Copy every line of the items below verbatim, changing nothing.

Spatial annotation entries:
## Start

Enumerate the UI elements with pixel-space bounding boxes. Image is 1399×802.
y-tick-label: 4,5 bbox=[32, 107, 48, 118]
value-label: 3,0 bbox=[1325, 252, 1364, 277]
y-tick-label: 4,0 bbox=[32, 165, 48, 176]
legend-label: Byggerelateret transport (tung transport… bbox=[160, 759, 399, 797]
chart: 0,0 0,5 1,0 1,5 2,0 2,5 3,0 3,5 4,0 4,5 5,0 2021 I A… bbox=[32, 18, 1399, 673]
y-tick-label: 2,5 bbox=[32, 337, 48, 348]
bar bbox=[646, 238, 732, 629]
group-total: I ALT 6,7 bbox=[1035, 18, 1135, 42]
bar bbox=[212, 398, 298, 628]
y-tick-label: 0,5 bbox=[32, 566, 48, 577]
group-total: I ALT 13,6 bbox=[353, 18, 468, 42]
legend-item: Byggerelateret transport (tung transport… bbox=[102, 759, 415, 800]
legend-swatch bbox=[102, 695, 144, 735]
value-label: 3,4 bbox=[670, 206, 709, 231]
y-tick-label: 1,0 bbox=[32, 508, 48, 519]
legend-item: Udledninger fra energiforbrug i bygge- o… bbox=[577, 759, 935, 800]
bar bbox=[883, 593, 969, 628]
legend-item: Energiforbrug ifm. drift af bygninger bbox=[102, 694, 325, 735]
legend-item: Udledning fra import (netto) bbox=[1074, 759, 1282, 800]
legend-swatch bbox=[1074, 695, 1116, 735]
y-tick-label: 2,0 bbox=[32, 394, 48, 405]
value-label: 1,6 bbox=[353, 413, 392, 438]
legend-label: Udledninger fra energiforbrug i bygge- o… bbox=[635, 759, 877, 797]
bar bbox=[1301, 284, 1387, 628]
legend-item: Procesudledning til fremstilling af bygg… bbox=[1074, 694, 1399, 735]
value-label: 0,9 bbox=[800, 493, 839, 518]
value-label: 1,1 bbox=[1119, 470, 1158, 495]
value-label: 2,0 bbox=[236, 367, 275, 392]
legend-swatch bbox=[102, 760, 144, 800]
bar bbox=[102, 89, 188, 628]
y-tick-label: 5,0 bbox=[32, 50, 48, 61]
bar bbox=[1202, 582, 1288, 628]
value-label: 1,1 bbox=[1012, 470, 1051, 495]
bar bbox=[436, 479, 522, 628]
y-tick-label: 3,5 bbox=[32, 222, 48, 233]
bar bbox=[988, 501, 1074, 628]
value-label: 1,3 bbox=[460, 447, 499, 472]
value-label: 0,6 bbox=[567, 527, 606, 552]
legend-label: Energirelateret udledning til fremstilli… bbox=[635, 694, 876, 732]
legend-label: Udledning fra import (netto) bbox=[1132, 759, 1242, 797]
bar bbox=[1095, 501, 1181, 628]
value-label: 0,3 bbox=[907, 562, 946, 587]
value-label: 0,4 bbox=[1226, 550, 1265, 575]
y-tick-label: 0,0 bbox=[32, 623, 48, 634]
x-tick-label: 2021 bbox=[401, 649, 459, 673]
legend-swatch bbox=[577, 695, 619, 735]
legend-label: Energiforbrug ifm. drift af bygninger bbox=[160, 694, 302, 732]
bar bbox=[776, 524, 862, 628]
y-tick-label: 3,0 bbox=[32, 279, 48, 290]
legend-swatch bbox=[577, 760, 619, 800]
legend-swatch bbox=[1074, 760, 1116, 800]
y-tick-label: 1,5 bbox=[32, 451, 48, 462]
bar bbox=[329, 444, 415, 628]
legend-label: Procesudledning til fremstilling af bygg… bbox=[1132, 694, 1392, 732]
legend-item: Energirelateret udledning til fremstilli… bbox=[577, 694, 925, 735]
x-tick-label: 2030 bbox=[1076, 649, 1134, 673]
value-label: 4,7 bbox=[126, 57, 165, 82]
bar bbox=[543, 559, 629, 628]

## End

OUTPUT FOR THIS EXERCISE:
Enumerate the UI elements with pixel-space bounding boxes. Image is 1399×802.
y-tick-label: 4,5 bbox=[32, 107, 48, 118]
value-label: 3,0 bbox=[1325, 252, 1364, 277]
y-tick-label: 4,0 bbox=[32, 165, 48, 176]
legend-label: Byggerelateret transport (tung transport… bbox=[160, 759, 399, 797]
chart: 0,0 0,5 1,0 1,5 2,0 2,5 3,0 3,5 4,0 4,5 5,0 2021 I A… bbox=[32, 18, 1399, 673]
y-tick-label: 2,5 bbox=[32, 337, 48, 348]
bar bbox=[646, 238, 732, 629]
group-total: I ALT 6,7 bbox=[1035, 18, 1135, 42]
bar bbox=[212, 398, 298, 628]
y-tick-label: 0,5 bbox=[32, 566, 48, 577]
group-total: I ALT 13,6 bbox=[353, 18, 468, 42]
legend-item: Byggerelateret transport (tung transport… bbox=[102, 759, 415, 800]
legend-swatch bbox=[102, 695, 144, 735]
value-label: 3,4 bbox=[670, 206, 709, 231]
y-tick-label: 1,0 bbox=[32, 508, 48, 519]
legend-item: Udledninger fra energiforbrug i bygge- o… bbox=[577, 759, 935, 800]
bar bbox=[883, 593, 969, 628]
legend-item: Energiforbrug ifm. drift af bygninger bbox=[102, 694, 325, 735]
legend-item: Udledning fra import (netto) bbox=[1074, 759, 1282, 800]
legend-swatch bbox=[1074, 695, 1116, 735]
y-tick-label: 2,0 bbox=[32, 394, 48, 405]
value-label: 1,6 bbox=[353, 413, 392, 438]
legend-label: Udledninger fra energiforbrug i bygge- o… bbox=[635, 759, 877, 797]
bar bbox=[1301, 284, 1387, 628]
legend-item: Procesudledning til fremstilling af bygg… bbox=[1074, 694, 1399, 735]
value-label: 0,9 bbox=[800, 493, 839, 518]
value-label: 1,1 bbox=[1119, 470, 1158, 495]
value-label: 2,0 bbox=[236, 367, 275, 392]
legend-swatch bbox=[102, 760, 144, 800]
bar bbox=[102, 89, 188, 628]
y-tick-label: 5,0 bbox=[32, 50, 48, 61]
bar bbox=[1202, 582, 1288, 628]
value-label: 1,1 bbox=[1012, 470, 1051, 495]
bar bbox=[436, 479, 522, 628]
y-tick-label: 3,5 bbox=[32, 222, 48, 233]
bar bbox=[988, 501, 1074, 628]
value-label: 1,3 bbox=[460, 447, 499, 472]
value-label: 0,6 bbox=[567, 527, 606, 552]
legend-label: Energirelateret udledning til fremstilli… bbox=[635, 694, 876, 732]
legend-label: Udledning fra import (netto) bbox=[1132, 759, 1242, 797]
bar bbox=[1095, 501, 1181, 628]
value-label: 0,3 bbox=[907, 562, 946, 587]
value-label: 0,4 bbox=[1226, 550, 1265, 575]
y-tick-label: 0,0 bbox=[32, 623, 48, 634]
x-tick-label: 2021 bbox=[401, 649, 459, 673]
legend-swatch bbox=[577, 695, 619, 735]
legend-label: Energiforbrug ifm. drift af bygninger bbox=[160, 694, 302, 732]
bar bbox=[776, 524, 862, 628]
y-tick-label: 3,0 bbox=[32, 279, 48, 290]
legend-swatch bbox=[577, 760, 619, 800]
legend-swatch bbox=[1074, 760, 1116, 800]
y-tick-label: 1,5 bbox=[32, 451, 48, 462]
bar bbox=[329, 444, 415, 628]
legend-label: Procesudledning til fremstilling af bygg… bbox=[1132, 694, 1392, 732]
legend-item: Energirelateret udledning til fremstilli… bbox=[577, 694, 925, 735]
x-tick-label: 2030 bbox=[1076, 649, 1134, 673]
value-label: 4,7 bbox=[126, 57, 165, 82]
bar bbox=[543, 559, 629, 628]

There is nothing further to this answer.